*Short exercise*
Copy out each line below that has the word "journal" in it.
--- begin Provided records ---
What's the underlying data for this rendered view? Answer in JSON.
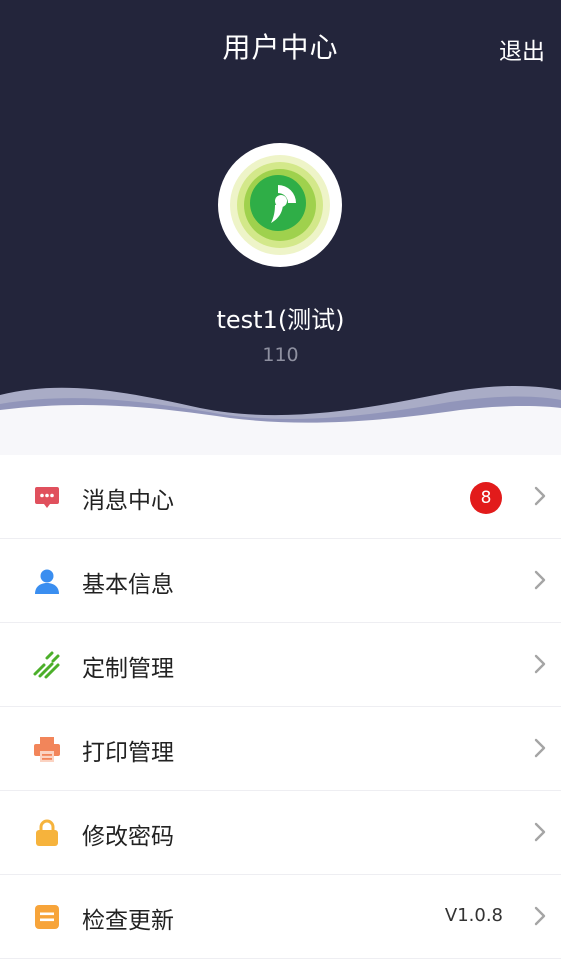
{
  "header": {
    "title": "用户中心",
    "logout_label": "退出",
    "user_name": "test1(测试)",
    "user_code": "110"
  },
  "menu": [
    {
      "label": "消息中心",
      "icon": "message-icon",
      "badge": "8"
    },
    {
      "label": "基本信息",
      "icon": "user-icon"
    },
    {
      "label": "定制管理",
      "icon": "customize-icon"
    },
    {
      "label": "打印管理",
      "icon": "printer-icon"
    },
    {
      "label": "修改密码",
      "icon": "lock-icon"
    },
    {
      "label": "检查更新",
      "icon": "update-icon",
      "value": "V1.0.8"
    }
  ],
  "colors": {
    "header_bg": "#23253b",
    "badge": "#e21b1b",
    "message_icon": "#e0505d",
    "user_icon": "#3a8ef0",
    "customize_icon": "#4caf2a",
    "printer_icon": "#f2855a",
    "lock_icon": "#f6b33c",
    "update_icon": "#f7a43a"
  }
}
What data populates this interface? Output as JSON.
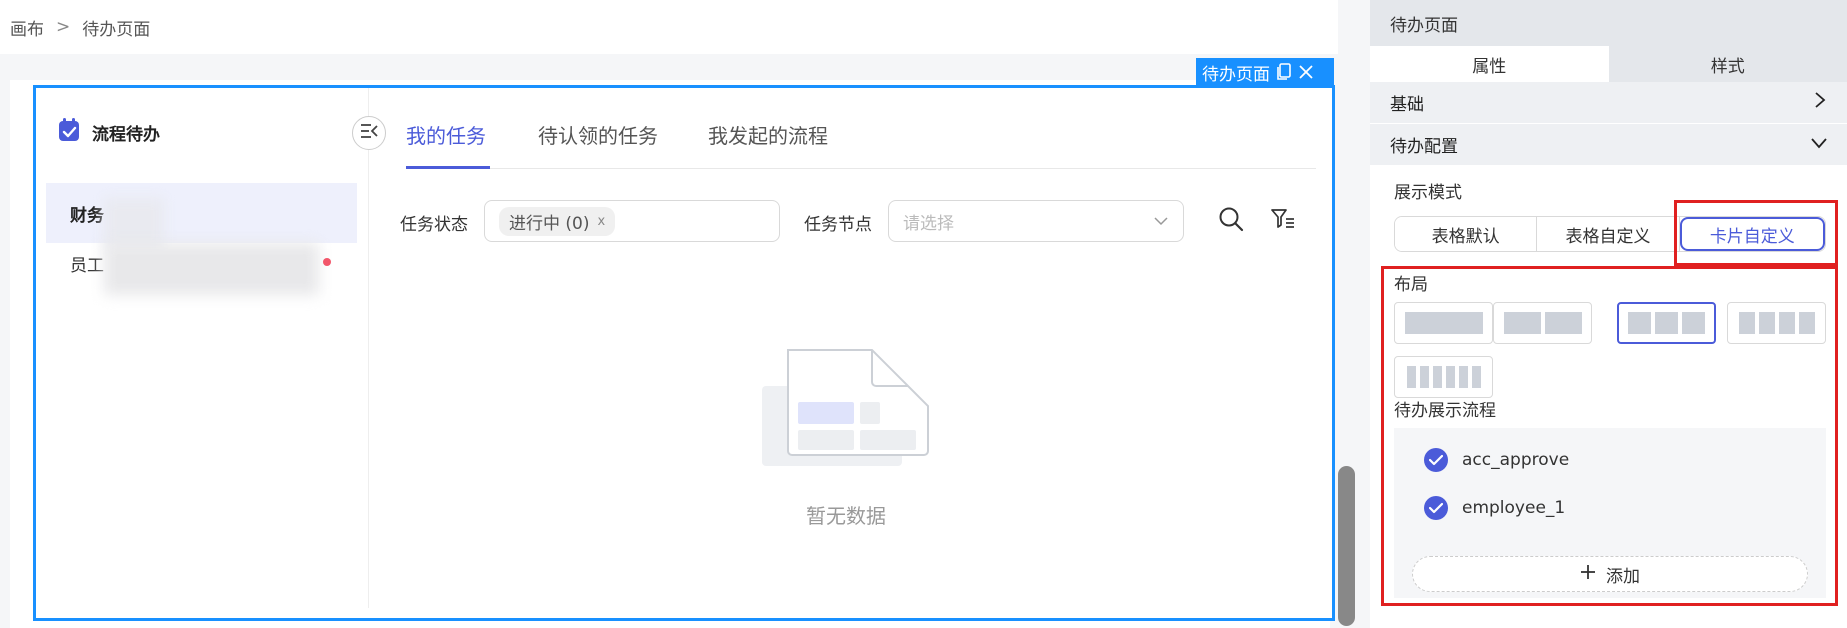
{
  "breadcrumb": {
    "root": "画布",
    "separator": ">",
    "current": "待办页面"
  },
  "selection": {
    "tag_label": "待办页面"
  },
  "widget": {
    "header_title": "流程待办",
    "categories": [
      {
        "label": "财务"
      },
      {
        "label": "员工"
      }
    ],
    "tabs": [
      {
        "label": "我的任务"
      },
      {
        "label": "待认领的任务"
      },
      {
        "label": "我发起的流程"
      }
    ],
    "filters": {
      "status_label": "任务状态",
      "status_chip": "进行中 (0)",
      "status_chip_close": "x",
      "node_label": "任务节点",
      "node_placeholder": "请选择"
    },
    "empty_text": "暂无数据"
  },
  "panel": {
    "title": "待办页面",
    "tabs": [
      {
        "label": "属性"
      },
      {
        "label": "样式"
      }
    ],
    "sections": {
      "basic": "基础",
      "todo_config": "待办配置"
    },
    "display_mode": {
      "label": "展示模式",
      "options": [
        {
          "label": "表格默认"
        },
        {
          "label": "表格自定义"
        },
        {
          "label": "卡片自定义"
        }
      ],
      "selected": "卡片自定义"
    },
    "layout": {
      "label": "布局",
      "column_options": [
        1,
        2,
        3,
        4,
        6
      ],
      "selected_columns": 3
    },
    "flows": {
      "label": "待办展示流程",
      "items": [
        {
          "label": "acc_approve"
        },
        {
          "label": "employee_1"
        }
      ],
      "add_label": "添加"
    }
  },
  "colors": {
    "accent": "#4b5bd9",
    "selection": "#1890ff",
    "highlight": "#e02020",
    "badge": "#f2566a"
  }
}
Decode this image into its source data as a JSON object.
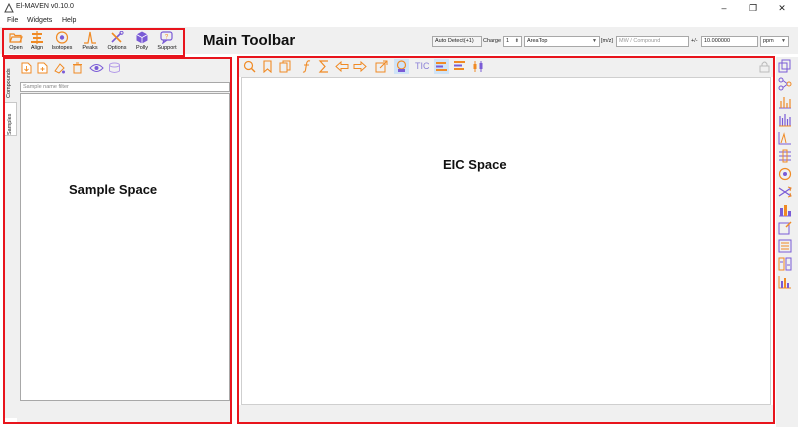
{
  "window": {
    "title": "El-MAVEN v0.10.0",
    "minimize_glyph": "–",
    "maximize_glyph": "❐",
    "close_glyph": "✕"
  },
  "menu": {
    "items": [
      "File",
      "Widgets",
      "Help"
    ]
  },
  "toolbar": {
    "buttons": [
      {
        "label": "Open",
        "icon": "folder-open-icon"
      },
      {
        "label": "Align",
        "icon": "align-icon"
      },
      {
        "label": "Isotopes",
        "icon": "isotopes-icon"
      },
      {
        "label": "Peaks",
        "icon": "peaks-icon"
      },
      {
        "label": "Options",
        "icon": "options-icon"
      },
      {
        "label": "Polly",
        "icon": "polly-icon"
      },
      {
        "label": "Support",
        "icon": "support-icon"
      }
    ]
  },
  "search_options": {
    "auto_detect_label": "Auto Detect(+1)",
    "charge_label": "Charge",
    "charge_value": "1",
    "quant_type": "AreaTop",
    "mz_label": "[m/z]",
    "mz_placeholder": "MW / Compound",
    "ppm_label": "+/-",
    "ppm_value": "10.000000",
    "ppm_unit": "ppm"
  },
  "sample_panel": {
    "tabs": [
      "Compounds",
      "Samples"
    ],
    "filter_placeholder": "Sample name filter"
  },
  "eic": {
    "tic_label": "TIC"
  },
  "annotations": {
    "main_toolbar": "Main Toolbar",
    "sample_space": "Sample Space",
    "eic_space": "EIC Space"
  },
  "colors": {
    "annotation_box": "#e8141c",
    "icon_orange": "#f08a24",
    "icon_purple": "#7a5bd6"
  }
}
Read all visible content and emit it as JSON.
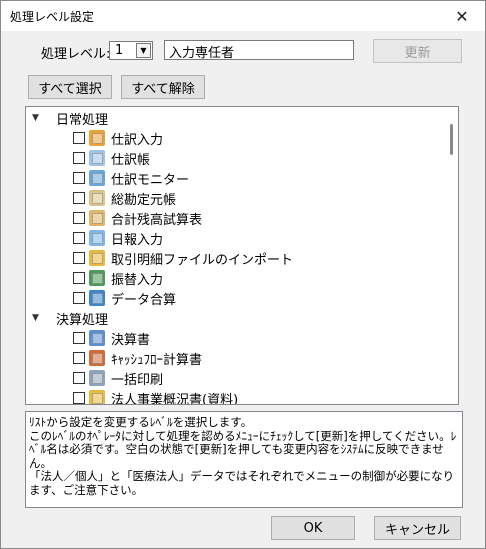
{
  "window": {
    "title": "処理レベル設定",
    "close_glyph": "✕"
  },
  "level": {
    "label": "処理レベル:",
    "value": "1",
    "name": "入力専任者",
    "update_label": "更新"
  },
  "buttons": {
    "select_all": "すべて選択",
    "deselect_all": "すべて解除",
    "ok": "OK",
    "cancel": "キャンセル"
  },
  "tree": {
    "groups": [
      {
        "label": "日常処理",
        "items": [
          {
            "label": "仕訳入力",
            "icon": "journal-entry-icon",
            "color": "#e8a33a"
          },
          {
            "label": "仕訳帳",
            "icon": "journal-book-icon",
            "color": "#9ec3e6"
          },
          {
            "label": "仕訳モニター",
            "icon": "journal-monitor-icon",
            "color": "#6aa6d8"
          },
          {
            "label": "総勘定元帳",
            "icon": "general-ledger-icon",
            "color": "#d8c48a"
          },
          {
            "label": "合計残高試算表",
            "icon": "trial-balance-icon",
            "color": "#e0b66a"
          },
          {
            "label": "日報入力",
            "icon": "daily-report-icon",
            "color": "#7fb7e8"
          },
          {
            "label": "取引明細ファイルのインポート",
            "icon": "import-icon",
            "color": "#e6b940"
          },
          {
            "label": "振替入力",
            "icon": "transfer-entry-icon",
            "color": "#4d9a5a"
          },
          {
            "label": "データ合算",
            "icon": "data-merge-icon",
            "color": "#3f85c9"
          }
        ]
      },
      {
        "label": "決算処理",
        "items": [
          {
            "label": "決算書",
            "icon": "financial-statement-icon",
            "color": "#5b8fcf"
          },
          {
            "label": "ｷｬｯｼｭﾌﾛｰ計算書",
            "icon": "cashflow-icon",
            "color": "#d06b3a"
          },
          {
            "label": "一括印刷",
            "icon": "printer-icon",
            "color": "#8fa4b8"
          },
          {
            "label": "法人事業概況書(資料)",
            "icon": "business-overview-icon",
            "color": "#e6b940"
          }
        ]
      }
    ]
  },
  "description": {
    "lines": [
      "ﾘｽﾄから設定を変更するﾚﾍﾞﾙを選択します。",
      "このﾚﾍﾞﾙのｵﾍﾟﾚｰﾀに対して処理を認めるﾒﾆｭｰにﾁｪｯｸして[更新]を押してください。ﾚﾍﾞﾙ名は必須です。空白の状態で[更新]を押しても変更内容をｼｽﾃﾑに反映できません。",
      "「法人／個人」と「医療法人」データではそれぞれでメニューの制御が必要になります、ご注意下さい。"
    ]
  }
}
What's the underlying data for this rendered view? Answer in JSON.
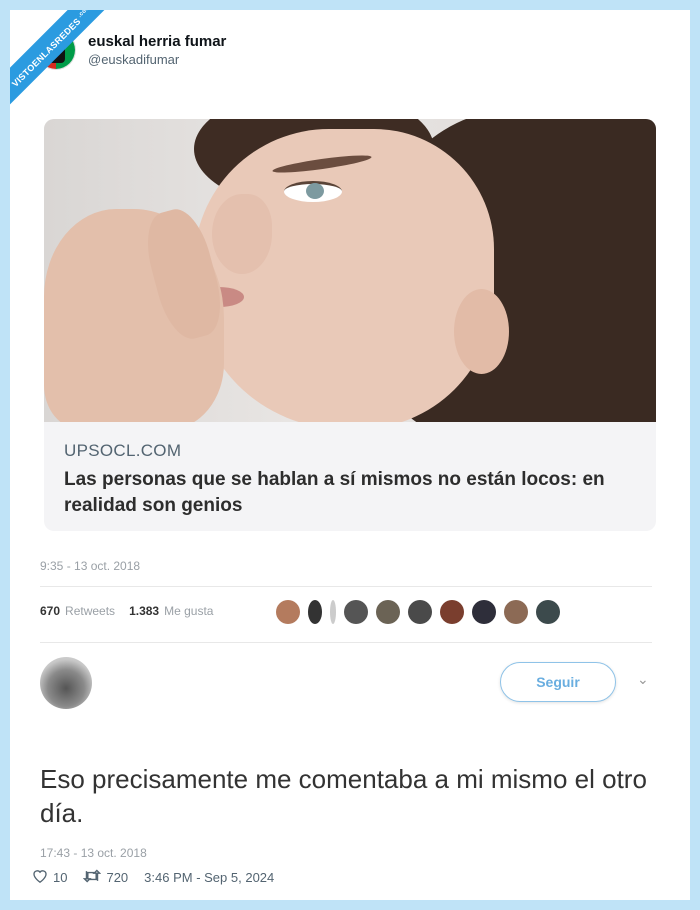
{
  "watermark": {
    "text": "VISTOENLASREDES",
    "suffix": ".com"
  },
  "post": {
    "display_name": "euskal herria fumar",
    "handle": "@euskadifumar"
  },
  "embedded_tweet": {
    "link_card": {
      "domain": "UPSOCL.COM",
      "title": "Las personas que se hablan a sí mismos no están locos: en realidad son genios"
    },
    "timestamp": "9:35 - 13 oct. 2018",
    "retweets_count": "670",
    "retweets_label": "Retweets",
    "likes_count": "1.383",
    "likes_label": "Me gusta"
  },
  "reply_tweet": {
    "follow_label": "Seguir",
    "text": "Eso precisamente me comentaba a mi mismo el otro día.",
    "timestamp": "17:43 - 13 oct. 2018"
  },
  "footer": {
    "likes": "10",
    "retweets": "720",
    "timestamp": "3:46 PM - Sep 5, 2024"
  },
  "colors": {
    "frame": "#bfe3f7",
    "ribbon": "#2b9be0",
    "follow_border": "#8fc3e8"
  }
}
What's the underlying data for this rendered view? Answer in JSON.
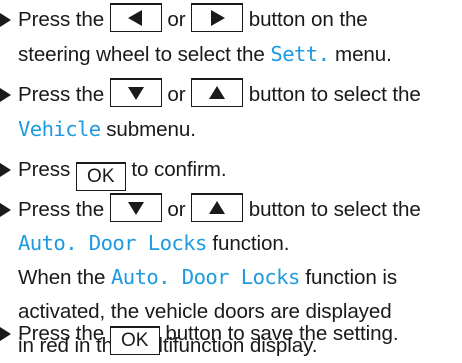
{
  "colors": {
    "text": "#1a1a1a",
    "display_text": "#1e9be0"
  },
  "icons": {
    "bullet": "step-triangle",
    "left": "left-arrow",
    "right": "right-arrow",
    "down": "down-arrow",
    "up": "up-arrow"
  },
  "steps": [
    {
      "lines": [
        {
          "t1": "Press the",
          "t2": "or",
          "t3": "button on the"
        },
        {
          "t1": "steering wheel to select the",
          "d1": "Sett.",
          "t2": "menu."
        }
      ]
    },
    {
      "lines": [
        {
          "t1": "Press the",
          "t2": "or",
          "t3": "button to select the"
        },
        {
          "d1": "Vehicle",
          "t1": "submenu."
        }
      ]
    },
    {
      "lines": [
        {
          "t1": "Press",
          "key": "OK",
          "t2": "to confirm."
        }
      ]
    },
    {
      "lines": [
        {
          "t1": "Press the",
          "t2": "or",
          "t3": "button to select the"
        },
        {
          "d1": "Auto. Door Locks",
          "t1": "function."
        },
        {
          "t1": "When the",
          "d1": "Auto. Door Locks",
          "t2": "function is"
        },
        {
          "t1": "activated, the vehicle doors are displayed"
        },
        {
          "t1": "in red in the multifunction display."
        }
      ]
    },
    {
      "lines": [
        {
          "t1": "Press the",
          "key": "OK",
          "t2": "button to save the setting."
        }
      ]
    }
  ]
}
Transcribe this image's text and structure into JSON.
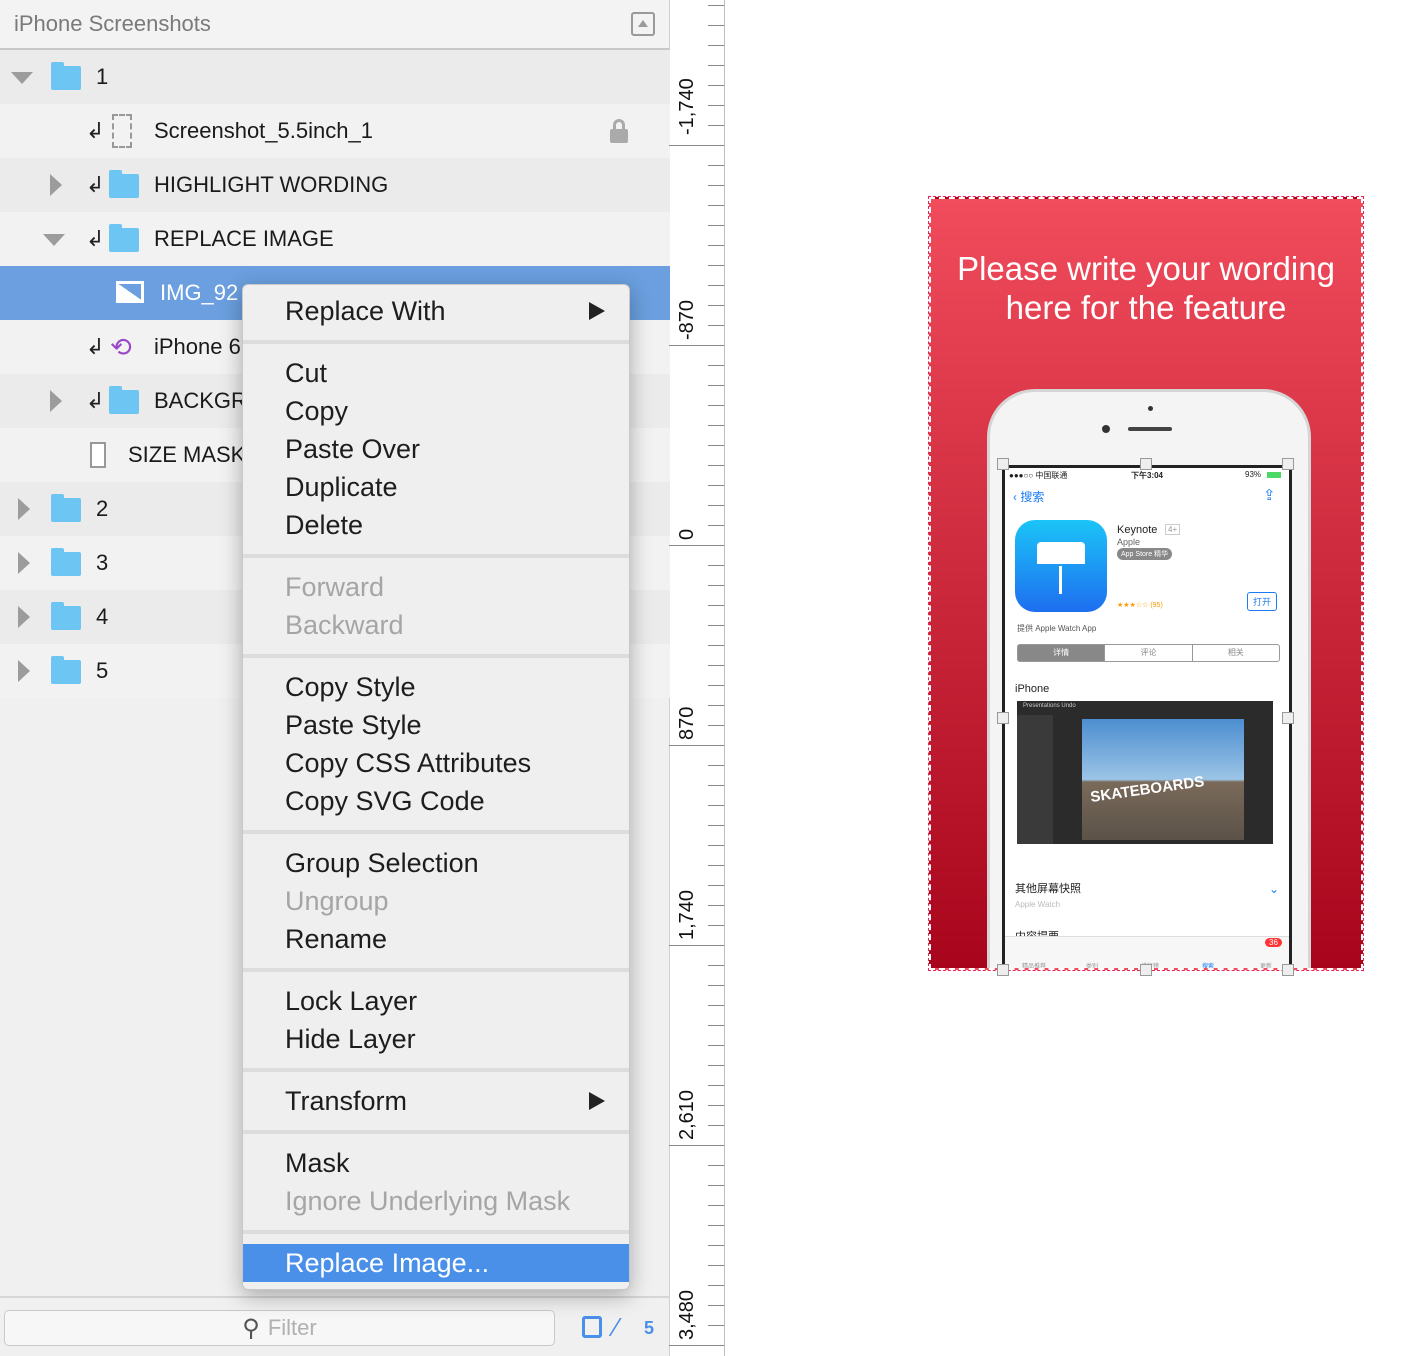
--- end Provided records ---
*Correct response*
            "icon": "journal-entry-icon",
            "icon": "journal-book-icon",
            "icon": "journal-monitor-icon",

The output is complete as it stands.